**WHAT NEEDS TO BE DONE:**
Answer these questions from the POPE paper excerpt below:
(a) How many tables does the paper contain?
(b) In the Figure 1 caption, what does POPE use to guide on-policy exploration during RL?
(c) In the Figure 2 caption, on which problems does training on a mixture of easy and hard problems preferentially accelerate progress?

This paper contains 21 sections, 16 equations, 11 figures, 4 tables.

Figures (11)

  • Figure 1: A schematic of our approach, Privileged On-Policy Exploration (POPE) compared with other approaches for training on hard problems, where standard on-policy RL largely fails to produce successful rollouts. POPE uses oracle (e.g., human-written) solutions to solely guide on-policy exploration during RL, without ever training on the oracle information as targets (for e.g., via supervised fine-tuning or mid-training). We show that modifying standard RL training objectives to incentivize token-level exploration frequently introduce optimization pathologies. Our training approach (POPE) sidesteps such pathologies, while enabling learning from oracle information by "instructing" the model to build upon it.
  • Figure 2: Interference schaul2019ray. In on-policy RL, training on a mixture of easy and hard problems preferentially accelerates progress on easy problems, often stalling or degrading performance on hard ones. This imbalance leads to plateaus during training; an ideal approach would induce more "uniform" progress across all problems.

**RECORDS SHOWN:**
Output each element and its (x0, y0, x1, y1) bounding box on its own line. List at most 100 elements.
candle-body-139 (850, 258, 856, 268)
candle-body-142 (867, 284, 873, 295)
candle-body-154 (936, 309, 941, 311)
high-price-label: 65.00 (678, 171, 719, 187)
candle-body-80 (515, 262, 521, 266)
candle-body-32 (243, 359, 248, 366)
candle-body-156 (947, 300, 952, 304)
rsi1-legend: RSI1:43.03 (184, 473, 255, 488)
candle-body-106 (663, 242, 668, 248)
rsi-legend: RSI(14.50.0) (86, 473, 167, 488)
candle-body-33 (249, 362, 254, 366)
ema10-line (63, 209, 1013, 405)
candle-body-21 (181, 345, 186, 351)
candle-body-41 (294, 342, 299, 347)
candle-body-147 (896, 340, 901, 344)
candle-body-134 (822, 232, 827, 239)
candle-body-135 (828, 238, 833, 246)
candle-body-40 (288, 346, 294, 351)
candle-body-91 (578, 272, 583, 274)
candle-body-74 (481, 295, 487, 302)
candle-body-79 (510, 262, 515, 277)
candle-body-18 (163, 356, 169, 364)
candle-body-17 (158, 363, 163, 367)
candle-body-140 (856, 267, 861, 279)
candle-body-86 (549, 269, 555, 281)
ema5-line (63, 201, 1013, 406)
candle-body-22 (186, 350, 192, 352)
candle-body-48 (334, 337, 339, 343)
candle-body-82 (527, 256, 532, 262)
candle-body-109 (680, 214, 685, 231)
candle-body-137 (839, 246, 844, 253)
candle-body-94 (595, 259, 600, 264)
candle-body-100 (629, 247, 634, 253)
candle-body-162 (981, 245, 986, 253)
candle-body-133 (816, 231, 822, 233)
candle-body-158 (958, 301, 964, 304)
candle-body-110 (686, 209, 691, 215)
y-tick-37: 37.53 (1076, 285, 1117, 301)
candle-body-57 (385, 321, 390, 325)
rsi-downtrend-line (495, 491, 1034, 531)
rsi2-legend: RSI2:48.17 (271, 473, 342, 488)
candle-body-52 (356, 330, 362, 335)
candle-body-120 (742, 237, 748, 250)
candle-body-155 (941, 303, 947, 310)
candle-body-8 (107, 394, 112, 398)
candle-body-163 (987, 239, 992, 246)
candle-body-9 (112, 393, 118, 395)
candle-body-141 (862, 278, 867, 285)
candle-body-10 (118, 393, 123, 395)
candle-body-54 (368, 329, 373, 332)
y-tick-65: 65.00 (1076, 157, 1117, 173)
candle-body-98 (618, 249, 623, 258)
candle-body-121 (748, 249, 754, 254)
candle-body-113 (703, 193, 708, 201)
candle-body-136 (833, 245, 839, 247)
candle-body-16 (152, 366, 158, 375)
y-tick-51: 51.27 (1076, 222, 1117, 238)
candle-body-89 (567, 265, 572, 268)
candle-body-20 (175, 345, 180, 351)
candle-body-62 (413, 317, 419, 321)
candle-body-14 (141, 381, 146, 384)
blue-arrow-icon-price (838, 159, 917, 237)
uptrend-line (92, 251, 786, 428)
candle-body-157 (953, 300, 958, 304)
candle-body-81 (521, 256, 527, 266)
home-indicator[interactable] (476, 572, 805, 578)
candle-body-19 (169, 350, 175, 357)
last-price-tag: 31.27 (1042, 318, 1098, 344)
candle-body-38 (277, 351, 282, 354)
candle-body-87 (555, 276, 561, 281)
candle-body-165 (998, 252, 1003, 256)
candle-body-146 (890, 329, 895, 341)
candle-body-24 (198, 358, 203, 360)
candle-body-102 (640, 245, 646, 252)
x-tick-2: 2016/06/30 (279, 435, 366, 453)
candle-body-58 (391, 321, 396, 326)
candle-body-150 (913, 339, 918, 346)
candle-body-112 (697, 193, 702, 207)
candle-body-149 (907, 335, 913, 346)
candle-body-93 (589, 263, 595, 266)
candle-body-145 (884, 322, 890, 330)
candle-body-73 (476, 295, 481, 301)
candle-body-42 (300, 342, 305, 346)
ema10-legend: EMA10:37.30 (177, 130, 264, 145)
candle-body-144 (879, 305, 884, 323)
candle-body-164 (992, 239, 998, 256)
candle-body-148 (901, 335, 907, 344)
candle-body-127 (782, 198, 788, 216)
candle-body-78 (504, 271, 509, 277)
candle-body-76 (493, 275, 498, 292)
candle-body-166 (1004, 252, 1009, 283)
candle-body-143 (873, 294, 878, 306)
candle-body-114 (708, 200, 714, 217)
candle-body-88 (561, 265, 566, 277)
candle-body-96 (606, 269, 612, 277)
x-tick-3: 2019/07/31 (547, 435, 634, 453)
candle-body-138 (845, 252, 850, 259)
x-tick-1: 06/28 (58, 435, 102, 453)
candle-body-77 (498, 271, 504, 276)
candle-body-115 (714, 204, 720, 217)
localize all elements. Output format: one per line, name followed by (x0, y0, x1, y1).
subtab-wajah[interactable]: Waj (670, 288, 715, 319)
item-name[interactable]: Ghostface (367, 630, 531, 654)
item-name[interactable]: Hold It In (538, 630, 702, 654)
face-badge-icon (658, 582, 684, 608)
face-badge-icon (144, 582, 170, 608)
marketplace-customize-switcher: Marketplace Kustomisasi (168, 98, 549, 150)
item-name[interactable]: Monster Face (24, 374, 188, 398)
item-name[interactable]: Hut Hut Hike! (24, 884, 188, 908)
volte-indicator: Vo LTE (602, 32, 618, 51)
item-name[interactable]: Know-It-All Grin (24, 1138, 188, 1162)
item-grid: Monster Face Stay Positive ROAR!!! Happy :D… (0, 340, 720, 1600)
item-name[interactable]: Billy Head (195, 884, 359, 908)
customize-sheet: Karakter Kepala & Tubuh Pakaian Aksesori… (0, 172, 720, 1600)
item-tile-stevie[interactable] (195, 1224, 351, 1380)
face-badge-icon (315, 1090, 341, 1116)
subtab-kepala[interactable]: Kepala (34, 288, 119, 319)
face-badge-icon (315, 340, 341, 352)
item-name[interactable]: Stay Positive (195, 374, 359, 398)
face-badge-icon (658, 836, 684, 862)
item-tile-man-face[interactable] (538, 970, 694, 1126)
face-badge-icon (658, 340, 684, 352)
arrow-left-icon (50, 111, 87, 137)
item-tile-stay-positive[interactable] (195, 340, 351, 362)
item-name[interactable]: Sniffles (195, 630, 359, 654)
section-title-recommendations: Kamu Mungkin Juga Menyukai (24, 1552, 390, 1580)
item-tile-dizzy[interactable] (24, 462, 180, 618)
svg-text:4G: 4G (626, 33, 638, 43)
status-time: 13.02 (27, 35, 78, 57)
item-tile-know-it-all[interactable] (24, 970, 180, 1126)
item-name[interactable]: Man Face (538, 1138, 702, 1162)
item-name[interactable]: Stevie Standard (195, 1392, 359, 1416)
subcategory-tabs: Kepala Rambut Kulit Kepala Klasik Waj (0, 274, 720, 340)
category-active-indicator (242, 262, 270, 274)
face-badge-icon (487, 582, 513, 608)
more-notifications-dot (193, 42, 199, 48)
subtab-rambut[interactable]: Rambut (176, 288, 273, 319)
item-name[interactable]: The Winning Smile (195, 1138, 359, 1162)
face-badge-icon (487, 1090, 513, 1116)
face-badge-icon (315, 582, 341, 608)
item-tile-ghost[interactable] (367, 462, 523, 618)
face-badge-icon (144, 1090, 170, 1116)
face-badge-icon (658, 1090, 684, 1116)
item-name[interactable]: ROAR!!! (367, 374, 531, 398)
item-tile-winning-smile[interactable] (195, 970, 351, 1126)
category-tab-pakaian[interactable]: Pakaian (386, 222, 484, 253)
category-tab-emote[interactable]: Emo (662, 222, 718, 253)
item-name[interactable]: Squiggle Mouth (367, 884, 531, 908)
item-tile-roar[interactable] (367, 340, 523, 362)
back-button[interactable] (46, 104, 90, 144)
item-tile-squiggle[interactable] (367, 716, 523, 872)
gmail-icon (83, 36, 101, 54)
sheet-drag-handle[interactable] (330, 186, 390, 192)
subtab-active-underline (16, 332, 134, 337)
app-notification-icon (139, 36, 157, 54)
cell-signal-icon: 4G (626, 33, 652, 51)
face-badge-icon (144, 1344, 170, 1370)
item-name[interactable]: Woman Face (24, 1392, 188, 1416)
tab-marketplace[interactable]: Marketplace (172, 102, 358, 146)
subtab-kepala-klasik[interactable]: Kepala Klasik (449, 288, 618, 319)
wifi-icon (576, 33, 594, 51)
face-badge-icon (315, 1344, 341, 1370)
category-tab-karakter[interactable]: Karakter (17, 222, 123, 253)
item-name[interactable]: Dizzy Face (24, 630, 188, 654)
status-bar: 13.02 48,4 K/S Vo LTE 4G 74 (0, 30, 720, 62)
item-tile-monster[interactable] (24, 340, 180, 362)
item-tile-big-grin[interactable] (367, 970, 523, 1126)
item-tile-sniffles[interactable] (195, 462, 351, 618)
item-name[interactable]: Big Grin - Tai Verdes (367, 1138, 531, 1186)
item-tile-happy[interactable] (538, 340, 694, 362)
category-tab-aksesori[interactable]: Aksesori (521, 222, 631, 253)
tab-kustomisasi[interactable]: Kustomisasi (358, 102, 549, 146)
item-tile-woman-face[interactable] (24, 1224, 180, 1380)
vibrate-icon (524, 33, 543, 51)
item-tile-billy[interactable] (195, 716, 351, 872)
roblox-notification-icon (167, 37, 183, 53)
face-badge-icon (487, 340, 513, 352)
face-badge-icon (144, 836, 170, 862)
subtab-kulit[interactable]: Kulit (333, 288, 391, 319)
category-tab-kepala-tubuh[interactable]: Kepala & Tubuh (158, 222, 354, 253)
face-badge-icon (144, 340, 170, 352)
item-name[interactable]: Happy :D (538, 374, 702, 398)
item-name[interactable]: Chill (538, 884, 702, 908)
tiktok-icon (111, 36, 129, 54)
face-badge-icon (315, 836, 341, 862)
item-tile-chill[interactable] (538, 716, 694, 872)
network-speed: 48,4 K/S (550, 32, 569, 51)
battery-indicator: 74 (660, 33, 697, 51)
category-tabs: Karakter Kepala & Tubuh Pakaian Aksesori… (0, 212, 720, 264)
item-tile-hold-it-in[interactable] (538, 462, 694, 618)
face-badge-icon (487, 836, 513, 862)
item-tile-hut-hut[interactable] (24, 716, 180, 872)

**ANSWER TO THIS TASK:**
(a) 4 tables.
(b) Oracle (e.g., human-written) solutions.
(c) Easy problems.